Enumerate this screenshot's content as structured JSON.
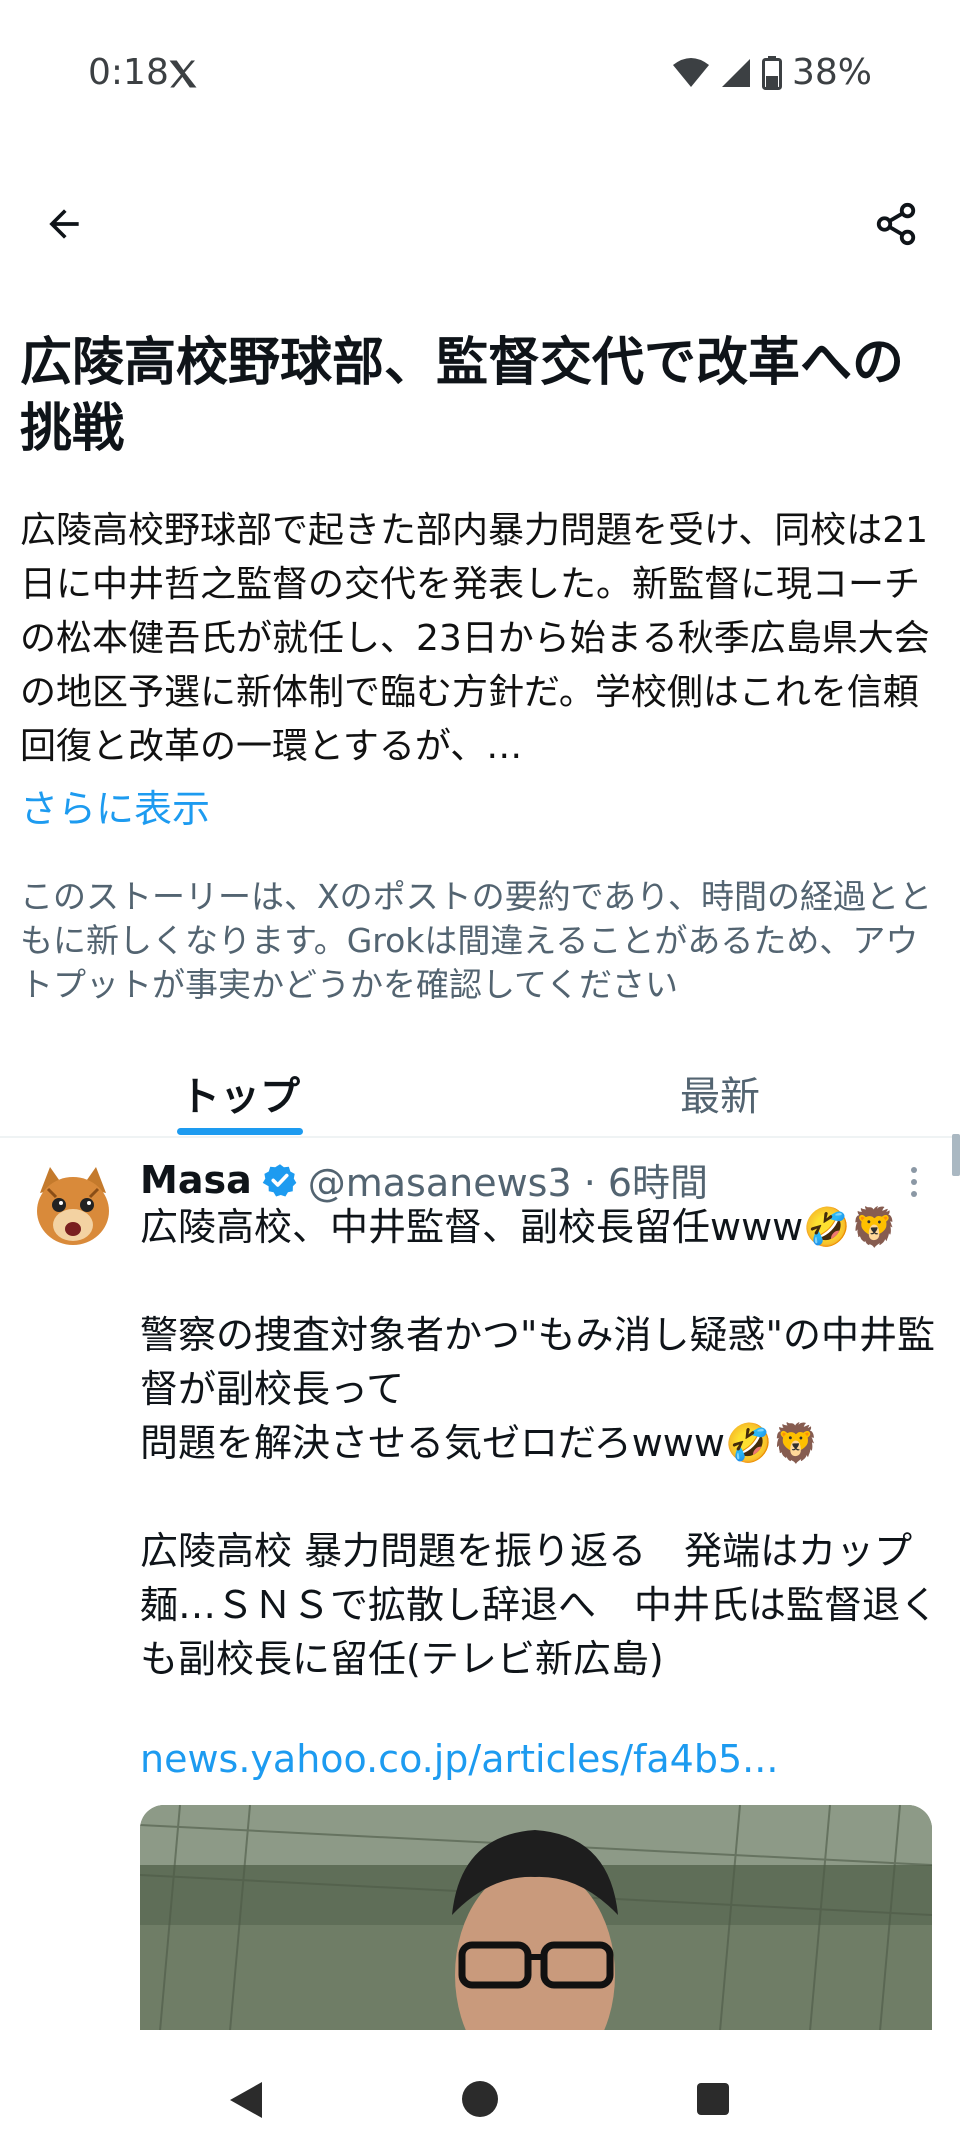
{
  "status_bar": {
    "time": "0:18",
    "battery": "38%"
  },
  "article": {
    "title": "広陵高校野球部、監督交代で改革への挑戦",
    "summary": "広陵高校野球部で起きた部内暴力問題を受け、同校は21日に中井哲之監督の交代を発表した。新監督に現コーチの松本健吾氏が就任し、23日から始まる秋季広島県大会の地区予選に新体制で臨む方針だ。学校側はこれを信頼回復と改革の一環とするが、…",
    "show_more": "さらに表示",
    "disclaimer": "このストーリーは、Xのポストの要約であり、時間の経過とともに新しくなります。Grokは間違えることがあるため、アウトプットが事実かどうかを確認してください"
  },
  "tabs": {
    "top": "トップ",
    "latest": "最新"
  },
  "post": {
    "author_name": "Masa",
    "handle_time": "@masanews3 · 6時間",
    "text": "広陵高校、中井監督、副校長留任www🤣🦁\n\n警察の捜査対象者かつ\"もみ消し疑惑\"の中井監督が副校長って\n問題を解決させる気ゼロだろwww🤣🦁\n\n広陵高校 暴力問題を振り返る　発端はカップ麺…ＳＮＳで拡散し辞退へ　中井氏は監督退くも副校長に留任(テレビ新広島)",
    "link": "news.yahoo.co.jp/articles/fa4b5..."
  },
  "colors": {
    "accent": "#1d9bf0",
    "text": "#0f1419",
    "secondary": "#536471"
  }
}
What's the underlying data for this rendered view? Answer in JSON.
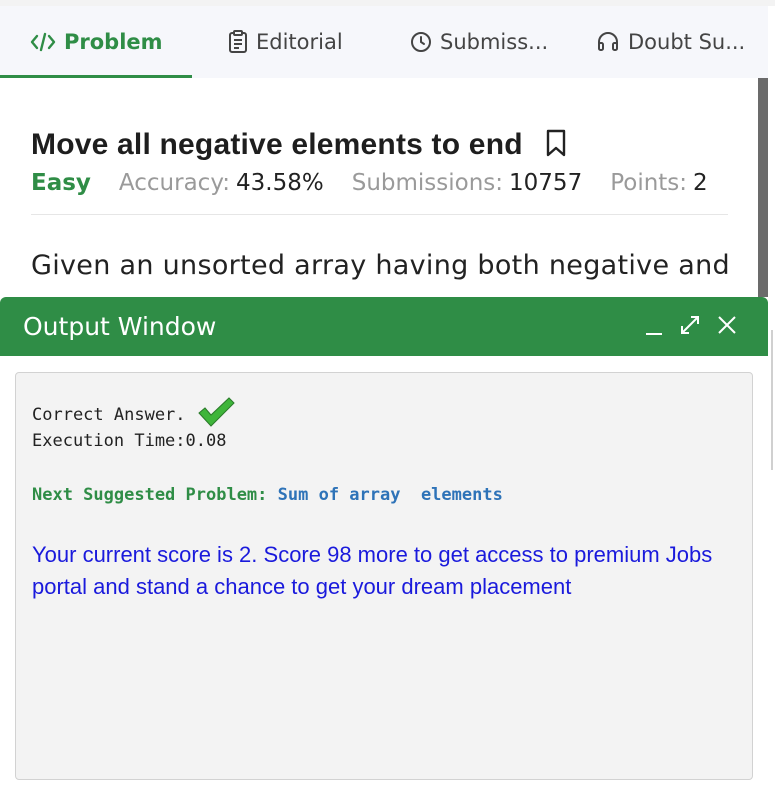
{
  "tabs": [
    {
      "label": "Problem",
      "icon": "code-icon",
      "active": true
    },
    {
      "label": "Editorial",
      "icon": "document-icon",
      "active": false
    },
    {
      "label": "Submiss...",
      "icon": "clock-icon",
      "active": false
    },
    {
      "label": "Doubt Su...",
      "icon": "headset-icon",
      "active": false
    }
  ],
  "problem": {
    "title": "Move all negative elements to end",
    "difficulty": "Easy",
    "accuracy_label": "Accuracy:",
    "accuracy_value": "43.58%",
    "submissions_label": "Submissions:",
    "submissions_value": "10757",
    "points_label": "Points:",
    "points_value": "2",
    "description": "Given an unsorted array having both negative and"
  },
  "output_window": {
    "title": "Output Window",
    "result": "Correct Answer.",
    "execution_time": "Execution Time:0.08",
    "next_label": "Next Suggested Problem:",
    "next_problem": "Sum of array  elements",
    "score_message": "Your current score is 2. Score 98 more to get access to premium Jobs portal and stand a chance to get your dream placement"
  },
  "colors": {
    "accent_green": "#2f8d46",
    "link_blue": "#2e73b8",
    "score_blue": "#1a1adc"
  }
}
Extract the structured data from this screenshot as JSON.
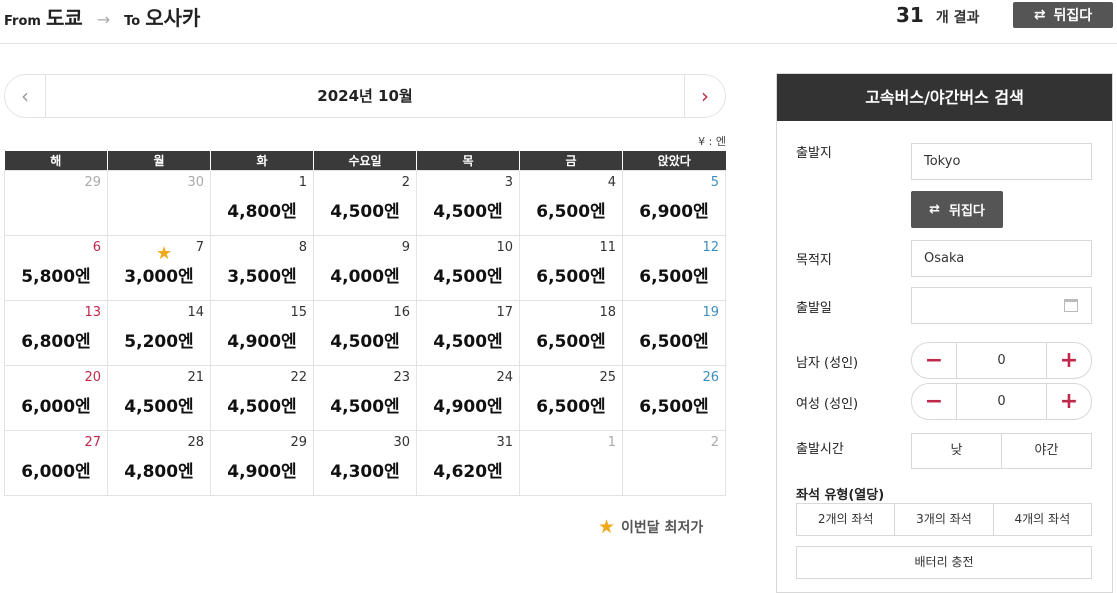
{
  "header": {
    "from_label": "From",
    "from_city": "도쿄",
    "arrow": "→",
    "to_label": "To",
    "to_city": "오사카",
    "result_count": "31",
    "result_unit": "개 결과",
    "swap_label": "뒤집다"
  },
  "calendar": {
    "month_title": "2024년 10월",
    "prev": "‹",
    "next": "›",
    "currency_note": "¥ : 엔",
    "weekdays": [
      "해",
      "월",
      "화",
      "수요일",
      "목",
      "금",
      "앉았다"
    ],
    "weeks": [
      [
        {
          "day": "29",
          "price": "",
          "kind": "other"
        },
        {
          "day": "30",
          "price": "",
          "kind": "other"
        },
        {
          "day": "1",
          "price": "4,800엔",
          "kind": ""
        },
        {
          "day": "2",
          "price": "4,500엔",
          "kind": ""
        },
        {
          "day": "3",
          "price": "4,500엔",
          "kind": ""
        },
        {
          "day": "4",
          "price": "6,500엔",
          "kind": ""
        },
        {
          "day": "5",
          "price": "6,900엔",
          "kind": "sat"
        }
      ],
      [
        {
          "day": "6",
          "price": "5,800엔",
          "kind": "sun"
        },
        {
          "day": "7",
          "price": "3,000엔",
          "kind": "",
          "lowest": true
        },
        {
          "day": "8",
          "price": "3,500엔",
          "kind": ""
        },
        {
          "day": "9",
          "price": "4,000엔",
          "kind": ""
        },
        {
          "day": "10",
          "price": "4,500엔",
          "kind": ""
        },
        {
          "day": "11",
          "price": "6,500엔",
          "kind": ""
        },
        {
          "day": "12",
          "price": "6,500엔",
          "kind": "sat"
        }
      ],
      [
        {
          "day": "13",
          "price": "6,800엔",
          "kind": "sun"
        },
        {
          "day": "14",
          "price": "5,200엔",
          "kind": ""
        },
        {
          "day": "15",
          "price": "4,900엔",
          "kind": ""
        },
        {
          "day": "16",
          "price": "4,500엔",
          "kind": ""
        },
        {
          "day": "17",
          "price": "4,500엔",
          "kind": ""
        },
        {
          "day": "18",
          "price": "6,500엔",
          "kind": ""
        },
        {
          "day": "19",
          "price": "6,500엔",
          "kind": "sat"
        }
      ],
      [
        {
          "day": "20",
          "price": "6,000엔",
          "kind": "sun"
        },
        {
          "day": "21",
          "price": "4,500엔",
          "kind": ""
        },
        {
          "day": "22",
          "price": "4,500엔",
          "kind": ""
        },
        {
          "day": "23",
          "price": "4,500엔",
          "kind": ""
        },
        {
          "day": "24",
          "price": "4,900엔",
          "kind": ""
        },
        {
          "day": "25",
          "price": "6,500엔",
          "kind": ""
        },
        {
          "day": "26",
          "price": "6,500엔",
          "kind": "sat"
        }
      ],
      [
        {
          "day": "27",
          "price": "6,000엔",
          "kind": "sun"
        },
        {
          "day": "28",
          "price": "4,800엔",
          "kind": ""
        },
        {
          "day": "29",
          "price": "4,900엔",
          "kind": ""
        },
        {
          "day": "30",
          "price": "4,300엔",
          "kind": ""
        },
        {
          "day": "31",
          "price": "4,620엔",
          "kind": ""
        },
        {
          "day": "1",
          "price": "",
          "kind": "other"
        },
        {
          "day": "2",
          "price": "",
          "kind": "other"
        }
      ]
    ],
    "legend_label": "이번달 최저가"
  },
  "search": {
    "title": "고속버스/야간버스 검색",
    "origin_label": "출발지",
    "origin_value": "Tokyo",
    "swap_label": "뒤집다",
    "destination_label": "목적지",
    "destination_value": "Osaka",
    "date_label": "출발일",
    "male_label": "남자 (성인)",
    "male_count": "0",
    "female_label": "여성 (성인)",
    "female_count": "0",
    "time_label": "출발시간",
    "time_options": [
      "낮",
      "야간"
    ],
    "seat_label": "좌석 유형(열당)",
    "seat_options": [
      "2개의 좌석",
      "3개의 좌석",
      "4개의 좌석"
    ],
    "battery_label": "배터리 충전"
  },
  "colors": {
    "accent": "#c0284a",
    "saturday": "#3d8ec0",
    "star": "#f0a81c",
    "dark": "#333333"
  }
}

» Work to be completed: Show each line holding the word "elements".

» Written answer:
    "title": "Move all negative elements to end",
    "next_problem": "Sum of array  elements",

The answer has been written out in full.